Begin TASK INPUT

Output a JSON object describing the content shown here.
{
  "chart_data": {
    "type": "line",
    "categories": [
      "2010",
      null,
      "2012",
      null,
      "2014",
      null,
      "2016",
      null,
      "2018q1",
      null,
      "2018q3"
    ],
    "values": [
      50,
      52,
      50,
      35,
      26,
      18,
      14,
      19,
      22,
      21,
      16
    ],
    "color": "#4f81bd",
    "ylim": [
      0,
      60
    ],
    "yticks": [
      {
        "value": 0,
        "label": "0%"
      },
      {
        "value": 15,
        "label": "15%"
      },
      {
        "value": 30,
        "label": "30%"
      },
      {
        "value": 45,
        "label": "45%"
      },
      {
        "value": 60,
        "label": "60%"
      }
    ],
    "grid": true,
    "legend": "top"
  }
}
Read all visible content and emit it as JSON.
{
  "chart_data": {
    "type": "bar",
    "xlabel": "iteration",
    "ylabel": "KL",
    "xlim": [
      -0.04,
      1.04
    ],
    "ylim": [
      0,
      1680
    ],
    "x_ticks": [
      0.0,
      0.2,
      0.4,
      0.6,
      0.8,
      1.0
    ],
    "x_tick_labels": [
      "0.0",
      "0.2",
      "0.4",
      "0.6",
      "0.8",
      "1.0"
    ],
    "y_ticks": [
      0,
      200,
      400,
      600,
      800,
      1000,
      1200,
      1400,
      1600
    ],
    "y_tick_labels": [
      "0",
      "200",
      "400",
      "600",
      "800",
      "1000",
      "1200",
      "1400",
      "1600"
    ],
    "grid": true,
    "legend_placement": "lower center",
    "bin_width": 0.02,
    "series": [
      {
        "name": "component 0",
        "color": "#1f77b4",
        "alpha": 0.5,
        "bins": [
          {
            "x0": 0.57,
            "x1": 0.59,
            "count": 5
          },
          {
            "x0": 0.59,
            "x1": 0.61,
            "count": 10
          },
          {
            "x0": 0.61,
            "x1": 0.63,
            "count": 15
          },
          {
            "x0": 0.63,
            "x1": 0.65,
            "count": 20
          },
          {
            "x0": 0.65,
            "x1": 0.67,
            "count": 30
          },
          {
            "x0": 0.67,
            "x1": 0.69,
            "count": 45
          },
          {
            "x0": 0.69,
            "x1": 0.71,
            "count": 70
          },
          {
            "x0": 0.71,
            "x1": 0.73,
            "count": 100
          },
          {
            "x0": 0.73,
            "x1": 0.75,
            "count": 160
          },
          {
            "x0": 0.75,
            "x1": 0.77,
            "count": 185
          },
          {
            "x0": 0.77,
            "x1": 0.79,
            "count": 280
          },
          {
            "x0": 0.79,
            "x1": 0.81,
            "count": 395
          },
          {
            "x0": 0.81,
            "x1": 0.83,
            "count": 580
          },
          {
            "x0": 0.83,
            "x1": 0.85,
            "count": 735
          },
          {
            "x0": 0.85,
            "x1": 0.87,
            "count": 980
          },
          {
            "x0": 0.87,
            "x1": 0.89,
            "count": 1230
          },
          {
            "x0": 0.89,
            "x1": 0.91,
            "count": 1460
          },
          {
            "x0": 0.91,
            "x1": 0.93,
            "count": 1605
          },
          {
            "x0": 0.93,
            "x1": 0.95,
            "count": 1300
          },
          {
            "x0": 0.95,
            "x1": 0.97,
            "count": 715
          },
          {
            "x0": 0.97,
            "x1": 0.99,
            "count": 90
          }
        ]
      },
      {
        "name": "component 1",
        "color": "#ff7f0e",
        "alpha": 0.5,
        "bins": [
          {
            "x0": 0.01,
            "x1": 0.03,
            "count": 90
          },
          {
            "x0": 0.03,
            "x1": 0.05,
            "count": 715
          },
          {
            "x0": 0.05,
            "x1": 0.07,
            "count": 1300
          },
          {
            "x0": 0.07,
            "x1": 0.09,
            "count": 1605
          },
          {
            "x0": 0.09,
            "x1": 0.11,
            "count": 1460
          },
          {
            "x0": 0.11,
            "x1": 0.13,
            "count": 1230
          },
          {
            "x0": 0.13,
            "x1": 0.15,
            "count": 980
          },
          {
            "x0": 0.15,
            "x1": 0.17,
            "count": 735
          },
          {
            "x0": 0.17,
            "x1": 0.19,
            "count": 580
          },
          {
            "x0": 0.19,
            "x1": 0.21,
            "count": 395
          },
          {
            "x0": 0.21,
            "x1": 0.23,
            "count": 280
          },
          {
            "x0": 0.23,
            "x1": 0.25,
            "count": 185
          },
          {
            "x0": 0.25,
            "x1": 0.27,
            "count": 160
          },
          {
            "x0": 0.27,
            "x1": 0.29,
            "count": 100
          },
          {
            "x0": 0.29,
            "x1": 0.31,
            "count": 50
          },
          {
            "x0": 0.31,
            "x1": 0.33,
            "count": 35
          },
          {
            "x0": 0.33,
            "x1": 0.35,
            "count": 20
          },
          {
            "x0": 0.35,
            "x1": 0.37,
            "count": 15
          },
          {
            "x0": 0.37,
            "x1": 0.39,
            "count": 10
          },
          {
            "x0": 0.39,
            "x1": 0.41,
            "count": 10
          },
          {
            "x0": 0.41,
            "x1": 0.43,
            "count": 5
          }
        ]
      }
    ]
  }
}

End TASK INPUT

WRITTEN EXERCISE: Give the listing again, word for word.

TASK RESULT:
Output a JSON object describing the content shown here.
{
  "chart_data": {
    "type": "line",
    "categories": [
      "2010",
      null,
      "2012",
      null,
      "2014",
      null,
      "2016",
      null,
      "2018q1",
      null,
      "2018q3"
    ],
    "values": [
      50,
      52,
      50,
      35,
      26,
      18,
      14,
      19,
      22,
      21,
      16
    ],
    "color": "#4f81bd",
    "ylim": [
      0,
      60
    ],
    "yticks": [
      {
        "value": 0,
        "label": "0%"
      },
      {
        "value": 15,
        "label": "15%"
      },
      {
        "value": 30,
        "label": "30%"
      },
      {
        "value": 45,
        "label": "45%"
      },
      {
        "value": 60,
        "label": "60%"
      }
    ],
    "grid": true,
    "legend": "top"
  }
}
Read all visible content and emit it as JSON.
{
  "chart_data": {
    "type": "bar",
    "xlabel": "iteration",
    "ylabel": "KL",
    "xlim": [
      -0.04,
      1.04
    ],
    "ylim": [
      0,
      1680
    ],
    "x_ticks": [
      0.0,
      0.2,
      0.4,
      0.6,
      0.8,
      1.0
    ],
    "x_tick_labels": [
      "0.0",
      "0.2",
      "0.4",
      "0.6",
      "0.8",
      "1.0"
    ],
    "y_ticks": [
      0,
      200,
      400,
      600,
      800,
      1000,
      1200,
      1400,
      1600
    ],
    "y_tick_labels": [
      "0",
      "200",
      "400",
      "600",
      "800",
      "1000",
      "1200",
      "1400",
      "1600"
    ],
    "grid": true,
    "legend_placement": "lower center",
    "bin_width": 0.02,
    "series": [
      {
        "name": "component 0",
        "color": "#1f77b4",
        "alpha": 0.5,
        "bins": [
          {
            "x0": 0.57,
            "x1": 0.59,
            "count": 5
          },
          {
            "x0": 0.59,
            "x1": 0.61,
            "count": 10
          },
          {
            "x0": 0.61,
            "x1": 0.63,
            "count": 15
          },
          {
            "x0": 0.63,
            "x1": 0.65,
            "count": 20
          },
          {
            "x0": 0.65,
            "x1": 0.67,
            "count": 30
          },
          {
            "x0": 0.67,
            "x1": 0.69,
            "count": 45
          },
          {
            "x0": 0.69,
            "x1": 0.71,
            "count": 70
          },
          {
            "x0": 0.71,
            "x1": 0.73,
            "count": 100
          },
          {
            "x0": 0.73,
            "x1": 0.75,
            "count": 160
          },
          {
            "x0": 0.75,
            "x1": 0.77,
            "count": 185
          },
          {
            "x0": 0.77,
            "x1": 0.79,
            "count": 280
          },
          {
            "x0": 0.79,
            "x1": 0.81,
            "count": 395
          },
          {
            "x0": 0.81,
            "x1": 0.83,
            "count": 580
          },
          {
            "x0": 0.83,
            "x1": 0.85,
            "count": 735
          },
          {
            "x0": 0.85,
            "x1": 0.87,
            "count": 980
          },
          {
            "x0": 0.87,
            "x1": 0.89,
            "count": 1230
          },
          {
            "x0": 0.89,
            "x1": 0.91,
            "count": 1460
          },
          {
            "x0": 0.91,
            "x1": 0.93,
            "count": 1605
          },
          {
            "x0": 0.93,
            "x1": 0.95,
            "count": 1300
          },
          {
            "x0": 0.95,
            "x1": 0.97,
            "count": 715
          },
          {
            "x0": 0.97,
            "x1": 0.99,
            "count": 90
          }
        ]
      },
      {
        "name": "component 1",
        "color": "#ff7f0e",
        "alpha": 0.5,
        "bins": [
          {
            "x0": 0.01,
            "x1": 0.03,
            "count": 90
          },
          {
            "x0": 0.03,
            "x1": 0.05,
            "count": 715
          },
          {
            "x0": 0.05,
            "x1": 0.07,
            "count": 1300
          },
          {
            "x0": 0.07,
            "x1": 0.09,
            "count": 1605
          },
          {
            "x0": 0.09,
            "x1": 0.11,
            "count": 1460
          },
          {
            "x0": 0.11,
            "x1": 0.13,
            "count": 1230
          },
          {
            "x0": 0.13,
            "x1": 0.15,
            "count": 980
          },
          {
            "x0": 0.15,
            "x1": 0.17,
            "count": 735
          },
          {
            "x0": 0.17,
            "x1": 0.19,
            "count": 580
          },
          {
            "x0": 0.19,
            "x1": 0.21,
            "count": 395
          },
          {
            "x0": 0.21,
            "x1": 0.23,
            "count": 280
          },
          {
            "x0": 0.23,
            "x1": 0.25,
            "count": 185
          },
          {
            "x0": 0.25,
            "x1": 0.27,
            "count": 160
          },
          {
            "x0": 0.27,
            "x1": 0.29,
            "count": 100
          },
          {
            "x0": 0.29,
            "x1": 0.31,
            "count": 50
          },
          {
            "x0": 0.31,
            "x1": 0.33,
            "count": 35
          },
          {
            "x0": 0.33,
            "x1": 0.35,
            "count": 20
          },
          {
            "x0": 0.35,
            "x1": 0.37,
            "count": 15
          },
          {
            "x0": 0.37,
            "x1": 0.39,
            "count": 10
          },
          {
            "x0": 0.39,
            "x1": 0.41,
            "count": 10
          },
          {
            "x0": 0.41,
            "x1": 0.43,
            "count": 5
          }
        ]
      }
    ]
  }
}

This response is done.